Your goal => Lines holding the string "洞穴在那里" are the ones to copy; find them all in the data.

Records from a data collection
------------

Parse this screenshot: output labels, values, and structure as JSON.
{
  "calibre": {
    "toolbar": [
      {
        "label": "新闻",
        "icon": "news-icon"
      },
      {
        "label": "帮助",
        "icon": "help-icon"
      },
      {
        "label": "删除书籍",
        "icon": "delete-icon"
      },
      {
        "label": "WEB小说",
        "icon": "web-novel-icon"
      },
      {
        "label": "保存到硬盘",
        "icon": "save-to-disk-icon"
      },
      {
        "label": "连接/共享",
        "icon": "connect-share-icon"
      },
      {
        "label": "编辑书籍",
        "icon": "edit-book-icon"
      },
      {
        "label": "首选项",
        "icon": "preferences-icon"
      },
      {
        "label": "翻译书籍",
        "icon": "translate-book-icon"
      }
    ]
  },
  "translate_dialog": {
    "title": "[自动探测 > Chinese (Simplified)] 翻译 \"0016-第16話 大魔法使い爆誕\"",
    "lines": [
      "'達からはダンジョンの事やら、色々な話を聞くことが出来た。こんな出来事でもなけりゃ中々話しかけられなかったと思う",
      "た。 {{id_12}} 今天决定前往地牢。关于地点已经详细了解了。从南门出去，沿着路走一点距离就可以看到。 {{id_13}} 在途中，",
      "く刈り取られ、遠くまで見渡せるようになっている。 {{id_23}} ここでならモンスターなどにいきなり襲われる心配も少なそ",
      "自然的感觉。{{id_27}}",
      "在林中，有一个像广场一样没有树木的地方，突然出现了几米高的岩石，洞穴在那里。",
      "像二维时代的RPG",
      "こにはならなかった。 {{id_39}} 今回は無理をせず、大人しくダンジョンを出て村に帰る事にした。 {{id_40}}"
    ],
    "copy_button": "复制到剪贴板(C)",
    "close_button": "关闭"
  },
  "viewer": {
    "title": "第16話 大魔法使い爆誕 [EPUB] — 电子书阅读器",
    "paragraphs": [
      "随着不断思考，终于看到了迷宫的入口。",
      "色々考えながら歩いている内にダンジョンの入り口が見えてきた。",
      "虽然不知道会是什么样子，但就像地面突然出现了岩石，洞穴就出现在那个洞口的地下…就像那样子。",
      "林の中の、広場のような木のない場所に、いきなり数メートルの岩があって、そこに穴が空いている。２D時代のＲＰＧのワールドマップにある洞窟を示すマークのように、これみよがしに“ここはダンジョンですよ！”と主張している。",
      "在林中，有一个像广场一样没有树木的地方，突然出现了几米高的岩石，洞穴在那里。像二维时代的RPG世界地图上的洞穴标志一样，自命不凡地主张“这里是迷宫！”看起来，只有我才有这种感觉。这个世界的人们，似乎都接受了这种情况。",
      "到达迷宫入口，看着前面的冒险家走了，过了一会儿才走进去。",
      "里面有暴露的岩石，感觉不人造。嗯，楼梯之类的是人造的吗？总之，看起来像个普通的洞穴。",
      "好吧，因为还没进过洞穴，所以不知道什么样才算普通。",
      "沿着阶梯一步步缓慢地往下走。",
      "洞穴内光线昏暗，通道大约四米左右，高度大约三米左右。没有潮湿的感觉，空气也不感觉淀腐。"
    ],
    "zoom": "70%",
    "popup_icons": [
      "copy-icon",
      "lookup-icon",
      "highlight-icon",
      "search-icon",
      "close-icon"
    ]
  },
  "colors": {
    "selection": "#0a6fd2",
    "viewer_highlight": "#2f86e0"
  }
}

------------

Reply to the task =>
      "在林中，有一个像广场一样没有树木的地方，突然出现了几米高的岩石，洞穴在那里。",
      "在林中，有一个像广场一样没有树木的地方，突然出现了几米高的岩石，洞穴在那里。像二维时代的RPG世界地图上的洞穴标志一样，自命不凡地主张“这里是迷宫！”看起来，只有我才有这种感觉。这个世界的人们，似乎都接受了这种情况。",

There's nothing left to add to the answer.